**JOB:** Your task is to transcribe all of the records exactly and leave out the pictures.

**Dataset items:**

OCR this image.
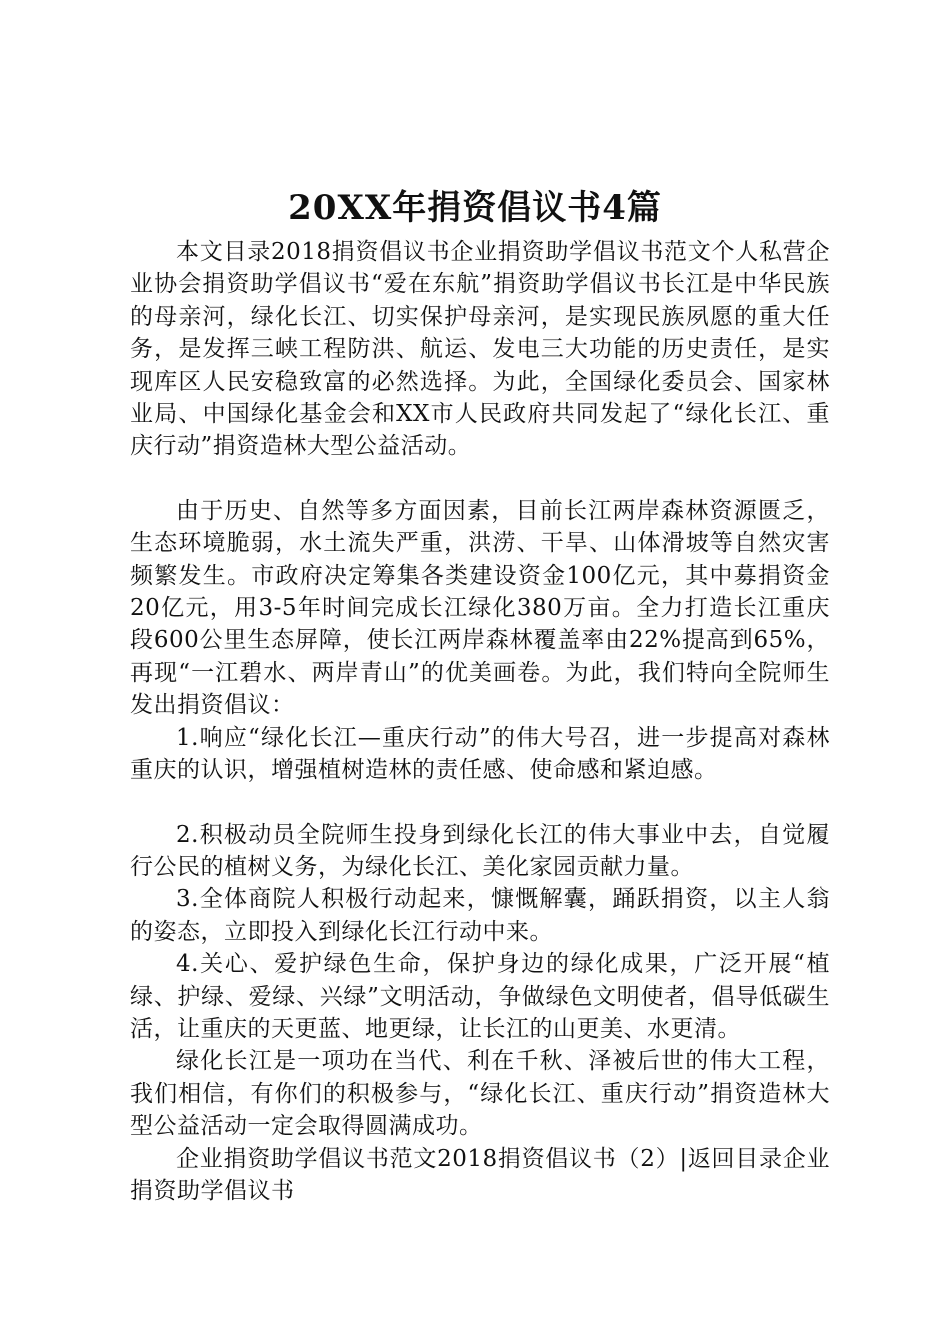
20XX年捐资倡议书4篇

本文目录2018捐资倡议书企业捐资助学倡议书范文个人私营企业协会捐资助学倡议书“爱在东航”捐资助学倡议书长江是中华民族的母亲河，绿化长江、切实保护母亲河，是实现民族夙愿的重大任务，是发挥三峡工程防洪、航运、发电三大功能的历史责任，是实现库区人民安稳致富的必然选择。为此，全国绿化委员会、国家林业局、中国绿化基金会和XX市人民政府共同发起了“绿化长江、重庆行动”捐资造林大型公益活动。

由于历史、自然等多方面因素，目前长江两岸森林资源匮乏，生态环境脆弱，水土流失严重，洪涝、干旱、山体滑坡等自然灾害频繁发生。市政府决定筹集各类建设资金100亿元，其中募捐资金20亿元，用3-5年时间完成长江绿化380万亩。全力打造长江重庆段600公里生态屏障，使长江两岸森林覆盖率由22%提高到65%，再现“一江碧水、两岸青山”的优美画卷。为此，我们特向全院师生发出捐资倡议：

1.响应“绿化长江—重庆行动”的伟大号召，进一步提高对森林重庆的认识，增强植树造林的责任感、使命感和紧迫感。

2.积极动员全院师生投身到绿化长江的伟大事业中去，自觉履行公民的植树义务，为绿化长江、美化家园贡献力量。

3.全体商院人积极行动起来，慷慨解囊，踊跃捐资，以主人翁的姿态，立即投入到绿化长江行动中来。

4.关心、爱护绿色生命，保护身边的绿化成果，广泛开展“植绿、护绿、爱绿、兴绿”文明活动，争做绿色文明使者，倡导低碳生活，让重庆的天更蓝、地更绿，让长江的山更美、水更清。

绿化长江是一项功在当代、利在千秋、泽被后世的伟大工程，我们相信，有你们的积极参与，“绿化长江、重庆行动”捐资造林大型公益活动一定会取得圆满成功。

企业捐资助学倡议书范文2018捐资倡议书（2）|返回目录企业捐资助学倡议书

**PROBLEM SOLUTION:**
OCR this image.
20XX年捐资倡议书4篇

本文目录2018捐资倡议书企业捐资助学倡议书范文个人私营企业协会捐资助学倡议书“爱在东航”捐资助学倡议书长江是中华民族的母亲河，绿化长江、切实保护母亲河，是实现民族夙愿的重大任务，是发挥三峡工程防洪、航运、发电三大功能的历史责任，是实现库区人民安稳致富的必然选择。为此，全国绿化委员会、国家林业局、中国绿化基金会和XX市人民政府共同发起了“绿化长江、重庆行动”捐资造林大型公益活动。

由于历史、自然等多方面因素，目前长江两岸森林资源匮乏，生态环境脆弱，水土流失严重，洪涝、干旱、山体滑坡等自然灾害频繁发生。市政府决定筹集各类建设资金100亿元，其中募捐资金20亿元，用3-5年时间完成长江绿化380万亩。全力打造长江重庆段600公里生态屏障，使长江两岸森林覆盖率由22%提高到65%，再现“一江碧水、两岸青山”的优美画卷。为此，我们特向全院师生发出捐资倡议：

1.响应“绿化长江—重庆行动”的伟大号召，进一步提高对森林重庆的认识，增强植树造林的责任感、使命感和紧迫感。

2.积极动员全院师生投身到绿化长江的伟大事业中去，自觉履行公民的植树义务，为绿化长江、美化家园贡献力量。

3.全体商院人积极行动起来，慷慨解囊，踊跃捐资，以主人翁的姿态，立即投入到绿化长江行动中来。

4.关心、爱护绿色生命，保护身边的绿化成果，广泛开展“植绿、护绿、爱绿、兴绿”文明活动，争做绿色文明使者，倡导低碳生活，让重庆的天更蓝、地更绿，让长江的山更美、水更清。

绿化长江是一项功在当代、利在千秋、泽被后世的伟大工程，我们相信，有你们的积极参与，“绿化长江、重庆行动”捐资造林大型公益活动一定会取得圆满成功。

企业捐资助学倡议书范文2018捐资倡议书（2）|返回目录企业捐资助学倡议书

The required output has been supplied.